begin Data supplied

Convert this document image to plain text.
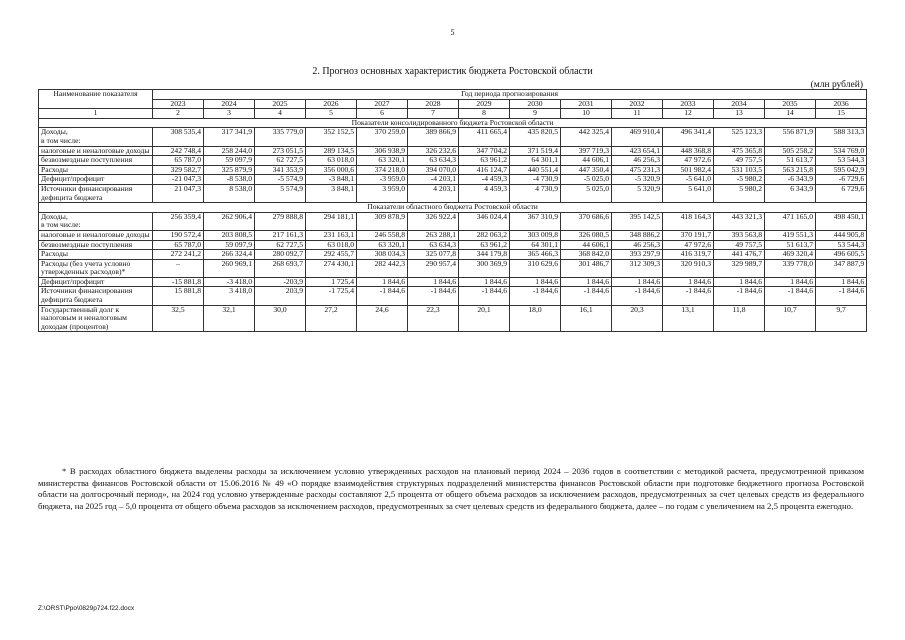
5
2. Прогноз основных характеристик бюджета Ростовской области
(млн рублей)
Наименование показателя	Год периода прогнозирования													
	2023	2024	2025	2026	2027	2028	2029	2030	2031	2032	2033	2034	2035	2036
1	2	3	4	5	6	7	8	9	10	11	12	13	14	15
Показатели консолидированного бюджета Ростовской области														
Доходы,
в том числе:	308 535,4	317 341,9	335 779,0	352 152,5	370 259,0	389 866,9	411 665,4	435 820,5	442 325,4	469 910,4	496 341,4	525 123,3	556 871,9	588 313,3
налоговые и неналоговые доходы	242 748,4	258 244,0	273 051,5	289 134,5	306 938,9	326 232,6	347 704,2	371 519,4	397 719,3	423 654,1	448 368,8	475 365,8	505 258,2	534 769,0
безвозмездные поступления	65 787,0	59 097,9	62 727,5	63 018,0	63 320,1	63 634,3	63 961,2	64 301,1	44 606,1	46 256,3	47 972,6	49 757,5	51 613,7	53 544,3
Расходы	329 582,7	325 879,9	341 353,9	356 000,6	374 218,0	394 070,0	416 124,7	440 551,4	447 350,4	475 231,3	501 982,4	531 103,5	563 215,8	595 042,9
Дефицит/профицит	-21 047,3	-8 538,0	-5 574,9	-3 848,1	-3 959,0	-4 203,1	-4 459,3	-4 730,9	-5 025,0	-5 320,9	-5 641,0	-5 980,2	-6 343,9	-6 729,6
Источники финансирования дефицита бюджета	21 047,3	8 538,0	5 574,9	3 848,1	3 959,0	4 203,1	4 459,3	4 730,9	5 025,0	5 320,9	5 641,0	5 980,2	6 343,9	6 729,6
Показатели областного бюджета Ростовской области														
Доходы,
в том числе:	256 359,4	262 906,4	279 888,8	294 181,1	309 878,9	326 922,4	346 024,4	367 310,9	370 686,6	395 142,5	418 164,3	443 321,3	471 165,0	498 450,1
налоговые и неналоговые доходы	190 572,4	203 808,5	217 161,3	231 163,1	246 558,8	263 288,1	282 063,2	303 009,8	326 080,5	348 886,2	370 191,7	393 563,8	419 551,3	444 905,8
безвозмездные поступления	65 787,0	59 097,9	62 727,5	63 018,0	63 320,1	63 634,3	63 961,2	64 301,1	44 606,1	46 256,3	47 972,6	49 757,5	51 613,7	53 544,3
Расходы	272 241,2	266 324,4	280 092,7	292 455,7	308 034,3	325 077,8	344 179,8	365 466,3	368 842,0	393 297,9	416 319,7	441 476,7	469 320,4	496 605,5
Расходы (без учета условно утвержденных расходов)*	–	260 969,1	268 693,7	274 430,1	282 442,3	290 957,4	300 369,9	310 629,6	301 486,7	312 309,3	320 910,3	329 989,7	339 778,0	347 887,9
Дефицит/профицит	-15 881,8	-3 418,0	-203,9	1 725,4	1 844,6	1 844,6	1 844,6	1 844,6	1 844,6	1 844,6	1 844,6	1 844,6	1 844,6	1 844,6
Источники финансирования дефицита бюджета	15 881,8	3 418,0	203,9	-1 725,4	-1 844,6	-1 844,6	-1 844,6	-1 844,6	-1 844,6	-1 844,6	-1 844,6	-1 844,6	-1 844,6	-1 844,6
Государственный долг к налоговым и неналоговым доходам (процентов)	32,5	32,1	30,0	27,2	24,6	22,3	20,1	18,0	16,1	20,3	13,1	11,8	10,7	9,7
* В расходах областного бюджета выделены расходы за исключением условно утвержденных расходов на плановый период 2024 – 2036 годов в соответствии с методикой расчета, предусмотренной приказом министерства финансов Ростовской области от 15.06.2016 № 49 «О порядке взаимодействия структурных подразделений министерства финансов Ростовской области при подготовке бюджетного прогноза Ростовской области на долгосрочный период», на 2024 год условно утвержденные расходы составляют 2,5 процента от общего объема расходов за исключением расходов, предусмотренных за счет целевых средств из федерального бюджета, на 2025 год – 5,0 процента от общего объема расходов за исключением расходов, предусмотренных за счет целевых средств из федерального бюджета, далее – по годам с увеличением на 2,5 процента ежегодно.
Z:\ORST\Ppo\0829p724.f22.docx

end Data supplied

§ **What this task involves**
All records must be output exactly as they are, except for the pictures, which are left out.

§ **Written solution**
Convert this document image to plain text.
5
2. Прогноз основных характеристик бюджета Ростовской области
(млн рублей)
Наименование показателя	Год периода прогнозирования													
	2023	2024	2025	2026	2027	2028	2029	2030	2031	2032	2033	2034	2035	2036
1	2	3	4	5	6	7	8	9	10	11	12	13	14	15
Показатели консолидированного бюджета Ростовской области														
Доходы,
в том числе:	308 535,4	317 341,9	335 779,0	352 152,5	370 259,0	389 866,9	411 665,4	435 820,5	442 325,4	469 910,4	496 341,4	525 123,3	556 871,9	588 313,3
налоговые и неналоговые доходы	242 748,4	258 244,0	273 051,5	289 134,5	306 938,9	326 232,6	347 704,2	371 519,4	397 719,3	423 654,1	448 368,8	475 365,8	505 258,2	534 769,0
безвозмездные поступления	65 787,0	59 097,9	62 727,5	63 018,0	63 320,1	63 634,3	63 961,2	64 301,1	44 606,1	46 256,3	47 972,6	49 757,5	51 613,7	53 544,3
Расходы	329 582,7	325 879,9	341 353,9	356 000,6	374 218,0	394 070,0	416 124,7	440 551,4	447 350,4	475 231,3	501 982,4	531 103,5	563 215,8	595 042,9
Дефицит/профицит	-21 047,3	-8 538,0	-5 574,9	-3 848,1	-3 959,0	-4 203,1	-4 459,3	-4 730,9	-5 025,0	-5 320,9	-5 641,0	-5 980,2	-6 343,9	-6 729,6
Источники финансирования дефицита бюджета	21 047,3	8 538,0	5 574,9	3 848,1	3 959,0	4 203,1	4 459,3	4 730,9	5 025,0	5 320,9	5 641,0	5 980,2	6 343,9	6 729,6
Показатели областного бюджета Ростовской области														
Доходы,
в том числе:	256 359,4	262 906,4	279 888,8	294 181,1	309 878,9	326 922,4	346 024,4	367 310,9	370 686,6	395 142,5	418 164,3	443 321,3	471 165,0	498 450,1
налоговые и неналоговые доходы	190 572,4	203 808,5	217 161,3	231 163,1	246 558,8	263 288,1	282 063,2	303 009,8	326 080,5	348 886,2	370 191,7	393 563,8	419 551,3	444 905,8
безвозмездные поступления	65 787,0	59 097,9	62 727,5	63 018,0	63 320,1	63 634,3	63 961,2	64 301,1	44 606,1	46 256,3	47 972,6	49 757,5	51 613,7	53 544,3
Расходы	272 241,2	266 324,4	280 092,7	292 455,7	308 034,3	325 077,8	344 179,8	365 466,3	368 842,0	393 297,9	416 319,7	441 476,7	469 320,4	496 605,5
Расходы (без учета условно утвержденных расходов)*	–	260 969,1	268 693,7	274 430,1	282 442,3	290 957,4	300 369,9	310 629,6	301 486,7	312 309,3	320 910,3	329 989,7	339 778,0	347 887,9
Дефицит/профицит	-15 881,8	-3 418,0	-203,9	1 725,4	1 844,6	1 844,6	1 844,6	1 844,6	1 844,6	1 844,6	1 844,6	1 844,6	1 844,6	1 844,6
Источники финансирования дефицита бюджета	15 881,8	3 418,0	203,9	-1 725,4	-1 844,6	-1 844,6	-1 844,6	-1 844,6	-1 844,6	-1 844,6	-1 844,6	-1 844,6	-1 844,6	-1 844,6
Государственный долг к налоговым и неналоговым доходам (процентов)	32,5	32,1	30,0	27,2	24,6	22,3	20,1	18,0	16,1	20,3	13,1	11,8	10,7	9,7
* В расходах областного бюджета выделены расходы за исключением условно утвержденных расходов на плановый период 2024 – 2036 годов в соответствии с методикой расчета, предусмотренной приказом министерства финансов Ростовской области от 15.06.2016 № 49 «О порядке взаимодействия структурных подразделений министерства финансов Ростовской области при подготовке бюджетного прогноза Ростовской области на долгосрочный период», на 2024 год условно утвержденные расходы составляют 2,5 процента от общего объема расходов за исключением расходов, предусмотренных за счет целевых средств из федерального бюджета, на 2025 год – 5,0 процента от общего объема расходов за исключением расходов, предусмотренных за счет целевых средств из федерального бюджета, далее – по годам с увеличением на 2,5 процента ежегодно.
Z:\ORST\Ppo\0829p724.f22.docx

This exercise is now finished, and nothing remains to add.